◆ **WORK REQUIRED**
With no omissions, write out every record given below.

◆ **Dataset entries**
────────

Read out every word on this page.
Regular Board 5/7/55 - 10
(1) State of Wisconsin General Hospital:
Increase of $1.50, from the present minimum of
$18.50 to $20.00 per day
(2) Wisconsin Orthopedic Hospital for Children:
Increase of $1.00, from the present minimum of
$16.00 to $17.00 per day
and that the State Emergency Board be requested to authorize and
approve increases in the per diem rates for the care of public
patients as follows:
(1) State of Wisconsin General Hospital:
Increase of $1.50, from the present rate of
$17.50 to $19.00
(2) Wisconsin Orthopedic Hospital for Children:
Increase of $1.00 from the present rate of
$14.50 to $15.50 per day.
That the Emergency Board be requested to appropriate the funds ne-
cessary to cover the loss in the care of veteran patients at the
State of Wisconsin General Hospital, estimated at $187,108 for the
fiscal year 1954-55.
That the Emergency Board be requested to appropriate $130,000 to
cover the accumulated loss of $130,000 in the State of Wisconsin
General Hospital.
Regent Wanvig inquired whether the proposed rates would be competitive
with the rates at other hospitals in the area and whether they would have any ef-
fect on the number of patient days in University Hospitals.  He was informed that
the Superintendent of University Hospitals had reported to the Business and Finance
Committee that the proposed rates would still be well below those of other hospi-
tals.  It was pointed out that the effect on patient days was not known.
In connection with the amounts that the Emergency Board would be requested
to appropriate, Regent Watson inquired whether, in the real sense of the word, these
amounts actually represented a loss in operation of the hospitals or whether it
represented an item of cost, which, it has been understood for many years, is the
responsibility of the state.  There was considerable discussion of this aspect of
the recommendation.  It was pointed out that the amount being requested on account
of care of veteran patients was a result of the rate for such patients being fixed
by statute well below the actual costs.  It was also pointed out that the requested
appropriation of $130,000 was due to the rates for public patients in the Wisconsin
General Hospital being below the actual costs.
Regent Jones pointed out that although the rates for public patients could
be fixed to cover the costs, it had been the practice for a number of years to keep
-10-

────────

◆ **COMPLETED EXERCISE**
Read out every word on this page.
Regular Board 5/7/55 - 10
(1) State of Wisconsin General Hospital:
Increase of $1.50, from the present minimum of
$18.50 to $20.00 per day
(2) Wisconsin Orthopedic Hospital for Children:
Increase of $1.00, from the present minimum of
$16.00 to $17.00 per day
and that the State Emergency Board be requested to authorize and
approve increases in the per diem rates for the care of public
patients as follows:
(1) State of Wisconsin General Hospital:
Increase of $1.50, from the present rate of
$17.50 to $19.00
(2) Wisconsin Orthopedic Hospital for Children:
Increase of $1.00 from the present rate of
$14.50 to $15.50 per day.
That the Emergency Board be requested to appropriate the funds ne-
cessary to cover the loss in the care of veteran patients at the
State of Wisconsin General Hospital, estimated at $187,108 for the
fiscal year 1954-55.
That the Emergency Board be requested to appropriate $130,000 to
cover the accumulated loss of $130,000 in the State of Wisconsin
General Hospital.
Regent Wanvig inquired whether the proposed rates would be competitive
with the rates at other hospitals in the area and whether they would have any ef-
fect on the number of patient days in University Hospitals.  He was informed that
the Superintendent of University Hospitals had reported to the Business and Finance
Committee that the proposed rates would still be well below those of other hospi-
tals.  It was pointed out that the effect on patient days was not known.
In connection with the amounts that the Emergency Board would be requested
to appropriate, Regent Watson inquired whether, in the real sense of the word, these
amounts actually represented a loss in operation of the hospitals or whether it
represented an item of cost, which, it has been understood for many years, is the
responsibility of the state.  There was considerable discussion of this aspect of
the recommendation.  It was pointed out that the amount being requested on account
of care of veteran patients was a result of the rate for such patients being fixed
by statute well below the actual costs.  It was also pointed out that the requested
appropriation of $130,000 was due to the rates for public patients in the Wisconsin
General Hospital being below the actual costs.
Regent Jones pointed out that although the rates for public patients could
be fixed to cover the costs, it had been the practice for a number of years to keep
-10-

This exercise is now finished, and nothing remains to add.